>> START TASK INPUTS
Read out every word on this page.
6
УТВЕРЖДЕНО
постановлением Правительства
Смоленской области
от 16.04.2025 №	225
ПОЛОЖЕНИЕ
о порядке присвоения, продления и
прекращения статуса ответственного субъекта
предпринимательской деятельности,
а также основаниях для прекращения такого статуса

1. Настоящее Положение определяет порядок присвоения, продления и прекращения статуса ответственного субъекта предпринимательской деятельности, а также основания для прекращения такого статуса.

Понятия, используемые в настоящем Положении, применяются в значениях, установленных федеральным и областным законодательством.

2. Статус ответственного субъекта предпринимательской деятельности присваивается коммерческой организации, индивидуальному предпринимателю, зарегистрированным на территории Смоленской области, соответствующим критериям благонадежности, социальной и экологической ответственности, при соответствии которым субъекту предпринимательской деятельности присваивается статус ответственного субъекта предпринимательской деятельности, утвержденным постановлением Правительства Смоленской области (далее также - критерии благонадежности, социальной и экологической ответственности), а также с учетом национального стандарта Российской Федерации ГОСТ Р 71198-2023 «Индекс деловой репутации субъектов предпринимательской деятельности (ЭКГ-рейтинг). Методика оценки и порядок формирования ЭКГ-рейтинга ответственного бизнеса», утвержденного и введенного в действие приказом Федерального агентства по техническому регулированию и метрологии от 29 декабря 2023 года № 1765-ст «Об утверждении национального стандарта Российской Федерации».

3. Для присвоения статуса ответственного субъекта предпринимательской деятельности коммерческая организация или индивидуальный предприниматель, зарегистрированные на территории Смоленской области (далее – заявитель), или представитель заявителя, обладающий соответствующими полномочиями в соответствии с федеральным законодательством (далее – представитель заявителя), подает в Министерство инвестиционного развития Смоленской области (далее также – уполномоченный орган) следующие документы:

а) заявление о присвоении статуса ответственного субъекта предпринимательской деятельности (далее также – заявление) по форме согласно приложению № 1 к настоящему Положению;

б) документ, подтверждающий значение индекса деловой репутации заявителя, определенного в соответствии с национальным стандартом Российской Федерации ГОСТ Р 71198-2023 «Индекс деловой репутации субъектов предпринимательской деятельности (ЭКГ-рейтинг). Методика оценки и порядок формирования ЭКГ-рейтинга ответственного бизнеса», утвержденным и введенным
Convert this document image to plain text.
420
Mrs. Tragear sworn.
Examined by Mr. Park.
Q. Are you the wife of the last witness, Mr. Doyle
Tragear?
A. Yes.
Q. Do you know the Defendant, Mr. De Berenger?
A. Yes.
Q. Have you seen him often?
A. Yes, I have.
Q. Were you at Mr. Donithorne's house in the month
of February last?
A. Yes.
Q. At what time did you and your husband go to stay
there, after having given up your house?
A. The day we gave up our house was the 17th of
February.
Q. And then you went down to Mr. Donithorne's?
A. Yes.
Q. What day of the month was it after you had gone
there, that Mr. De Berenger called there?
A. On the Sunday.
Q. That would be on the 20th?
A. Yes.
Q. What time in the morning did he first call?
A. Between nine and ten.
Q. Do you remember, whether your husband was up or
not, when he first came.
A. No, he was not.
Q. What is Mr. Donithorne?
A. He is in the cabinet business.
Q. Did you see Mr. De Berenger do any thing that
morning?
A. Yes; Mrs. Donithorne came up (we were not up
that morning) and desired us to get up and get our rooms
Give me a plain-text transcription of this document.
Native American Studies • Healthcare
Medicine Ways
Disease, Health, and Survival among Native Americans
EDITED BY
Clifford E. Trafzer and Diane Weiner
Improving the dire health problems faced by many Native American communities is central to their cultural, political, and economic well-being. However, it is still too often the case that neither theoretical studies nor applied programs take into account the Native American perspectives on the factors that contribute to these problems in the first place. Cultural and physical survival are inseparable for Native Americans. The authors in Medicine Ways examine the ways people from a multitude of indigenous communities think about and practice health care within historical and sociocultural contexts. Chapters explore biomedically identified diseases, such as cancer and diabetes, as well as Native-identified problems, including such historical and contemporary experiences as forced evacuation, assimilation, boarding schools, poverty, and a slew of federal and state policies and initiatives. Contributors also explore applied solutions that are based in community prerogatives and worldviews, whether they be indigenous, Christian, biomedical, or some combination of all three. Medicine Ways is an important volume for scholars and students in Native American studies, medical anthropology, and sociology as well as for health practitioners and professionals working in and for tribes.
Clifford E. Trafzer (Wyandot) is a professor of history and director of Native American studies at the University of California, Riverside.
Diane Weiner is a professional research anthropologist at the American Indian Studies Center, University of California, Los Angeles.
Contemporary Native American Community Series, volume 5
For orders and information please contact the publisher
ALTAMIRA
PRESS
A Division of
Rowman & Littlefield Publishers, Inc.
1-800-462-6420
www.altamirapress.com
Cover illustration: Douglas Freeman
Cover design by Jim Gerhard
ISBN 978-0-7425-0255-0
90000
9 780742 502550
>> END TASK INPUTS
Extract the entries above verbatim.

Read out every word on this page.
6
УТВЕРЖДЕНО
постановлением Правительства
Смоленской области
от 16.04.2025 №	225
ПОЛОЖЕНИЕ
о порядке присвоения, продления и
прекращения статуса ответственного субъекта
предпринимательской деятельности,
а также основаниях для прекращения такого статуса

1. Настоящее Положение определяет порядок присвоения, продления и прекращения статуса ответственного субъекта предпринимательской деятельности, а также основания для прекращения такого статуса.

Понятия, используемые в настоящем Положении, применяются в значениях, установленных федеральным и областным законодательством.

2. Статус ответственного субъекта предпринимательской деятельности присваивается коммерческой организации, индивидуальному предпринимателю, зарегистрированным на территории Смоленской области, соответствующим критериям благонадежности, социальной и экологической ответственности, при соответствии которым субъекту предпринимательской деятельности присваивается статус ответственного субъекта предпринимательской деятельности, утвержденным постановлением Правительства Смоленской области (далее также - критерии благонадежности, социальной и экологической ответственности), а также с учетом национального стандарта Российской Федерации ГОСТ Р 71198-2023 «Индекс деловой репутации субъектов предпринимательской деятельности (ЭКГ-рейтинг). Методика оценки и порядок формирования ЭКГ-рейтинга ответственного бизнеса», утвержденного и введенного в действие приказом Федерального агентства по техническому регулированию и метрологии от 29 декабря 2023 года № 1765-ст «Об утверждении национального стандарта Российской Федерации».

3. Для присвоения статуса ответственного субъекта предпринимательской деятельности коммерческая организация или индивидуальный предприниматель, зарегистрированные на территории Смоленской области (далее – заявитель), или представитель заявителя, обладающий соответствующими полномочиями в соответствии с федеральным законодательством (далее – представитель заявителя), подает в Министерство инвестиционного развития Смоленской области (далее также – уполномоченный орган) следующие документы:

а) заявление о присвоении статуса ответственного субъекта предпринимательской деятельности (далее также – заявление) по форме согласно приложению № 1 к настоящему Положению;

б) документ, подтверждающий значение индекса деловой репутации заявителя, определенного в соответствии с национальным стандартом Российской Федерации ГОСТ Р 71198-2023 «Индекс деловой репутации субъектов предпринимательской деятельности (ЭКГ-рейтинг). Методика оценки и порядок формирования ЭКГ-рейтинга ответственного бизнеса», утвержденным и введенным
Convert this document image to plain text.
420
Mrs. Tragear sworn.
Examined by Mr. Park.
Q. Are you the wife of the last witness, Mr. Doyle
Tragear?
A. Yes.
Q. Do you know the Defendant, Mr. De Berenger?
A. Yes.
Q. Have you seen him often?
A. Yes, I have.
Q. Were you at Mr. Donithorne's house in the month
of February last?
A. Yes.
Q. At what time did you and your husband go to stay
there, after having given up your house?
A. The day we gave up our house was the 17th of
February.
Q. And then you went down to Mr. Donithorne's?
A. Yes.
Q. What day of the month was it after you had gone
there, that Mr. De Berenger called there?
A. On the Sunday.
Q. That would be on the 20th?
A. Yes.
Q. What time in the morning did he first call?
A. Between nine and ten.
Q. Do you remember, whether your husband was up or
not, when he first came.
A. No, he was not.
Q. What is Mr. Donithorne?
A. He is in the cabinet business.
Q. Did you see Mr. De Berenger do any thing that
morning?
A. Yes; Mrs. Donithorne came up (we were not up
that morning) and desired us to get up and get our rooms
Give me a plain-text transcription of this document.
Native American Studies • Healthcare
Medicine Ways
Disease, Health, and Survival among Native Americans
EDITED BY
Clifford E. Trafzer and Diane Weiner
Improving the dire health problems faced by many Native American communities is central to their cultural, political, and economic well-being. However, it is still too often the case that neither theoretical studies nor applied programs take into account the Native American perspectives on the factors that contribute to these problems in the first place. Cultural and physical survival are inseparable for Native Americans. The authors in Medicine Ways examine the ways people from a multitude of indigenous communities think about and practice health care within historical and sociocultural contexts. Chapters explore biomedically identified diseases, such as cancer and diabetes, as well as Native-identified problems, including such historical and contemporary experiences as forced evacuation, assimilation, boarding schools, poverty, and a slew of federal and state policies and initiatives. Contributors also explore applied solutions that are based in community prerogatives and worldviews, whether they be indigenous, Christian, biomedical, or some combination of all three. Medicine Ways is an important volume for scholars and students in Native American studies, medical anthropology, and sociology as well as for health practitioners and professionals working in and for tribes.
Clifford E. Trafzer (Wyandot) is a professor of history and director of Native American studies at the University of California, Riverside.
Diane Weiner is a professional research anthropologist at the American Indian Studies Center, University of California, Los Angeles.
Contemporary Native American Community Series, volume 5
For orders and information please contact the publisher
ALTAMIRA
PRESS
A Division of
Rowman & Littlefield Publishers, Inc.
1-800-462-6420
www.altamirapress.com
Cover illustration: Douglas Freeman
Cover design by Jim Gerhard
ISBN 978-0-7425-0255-0
90000
9 780742 502550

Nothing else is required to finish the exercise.